▶ YOUR OBJECTIVE: Below is a set of records. Repeat all of them exactly.

▼

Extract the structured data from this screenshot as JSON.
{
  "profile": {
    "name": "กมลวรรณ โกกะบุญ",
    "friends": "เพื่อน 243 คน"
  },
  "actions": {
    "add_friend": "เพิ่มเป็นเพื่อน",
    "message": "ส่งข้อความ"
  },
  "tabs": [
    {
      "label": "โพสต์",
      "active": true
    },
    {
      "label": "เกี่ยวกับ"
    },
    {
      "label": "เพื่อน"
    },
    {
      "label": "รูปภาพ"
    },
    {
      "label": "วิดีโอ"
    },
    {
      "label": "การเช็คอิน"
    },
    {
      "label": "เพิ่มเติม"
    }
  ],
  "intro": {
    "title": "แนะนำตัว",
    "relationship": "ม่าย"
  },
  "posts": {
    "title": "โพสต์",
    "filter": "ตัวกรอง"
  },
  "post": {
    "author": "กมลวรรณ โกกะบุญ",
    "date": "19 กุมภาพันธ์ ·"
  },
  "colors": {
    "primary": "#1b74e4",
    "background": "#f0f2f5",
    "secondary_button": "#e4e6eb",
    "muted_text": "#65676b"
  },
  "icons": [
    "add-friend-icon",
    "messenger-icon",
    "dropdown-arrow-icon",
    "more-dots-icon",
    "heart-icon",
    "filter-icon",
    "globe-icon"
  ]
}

▲

▶ SOLUTION TO THIS TASK:
Extract the structured data from this screenshot as JSON.
{
  "profile": {
    "name": "กมลวรรณ โกกะบุญ",
    "friends": "เพื่อน 243 คน"
  },
  "actions": {
    "add_friend": "เพิ่มเป็นเพื่อน",
    "message": "ส่งข้อความ"
  },
  "tabs": [
    {
      "label": "โพสต์",
      "active": true
    },
    {
      "label": "เกี่ยวกับ"
    },
    {
      "label": "เพื่อน"
    },
    {
      "label": "รูปภาพ"
    },
    {
      "label": "วิดีโอ"
    },
    {
      "label": "การเช็คอิน"
    },
    {
      "label": "เพิ่มเติม"
    }
  ],
  "intro": {
    "title": "แนะนำตัว",
    "relationship": "ม่าย"
  },
  "posts": {
    "title": "โพสต์",
    "filter": "ตัวกรอง"
  },
  "post": {
    "author": "กมลวรรณ โกกะบุญ",
    "date": "19 กุมภาพันธ์ ·"
  },
  "colors": {
    "primary": "#1b74e4",
    "background": "#f0f2f5",
    "secondary_button": "#e4e6eb",
    "muted_text": "#65676b"
  },
  "icons": [
    "add-friend-icon",
    "messenger-icon",
    "dropdown-arrow-icon",
    "more-dots-icon",
    "heart-icon",
    "filter-icon",
    "globe-icon"
  ]
}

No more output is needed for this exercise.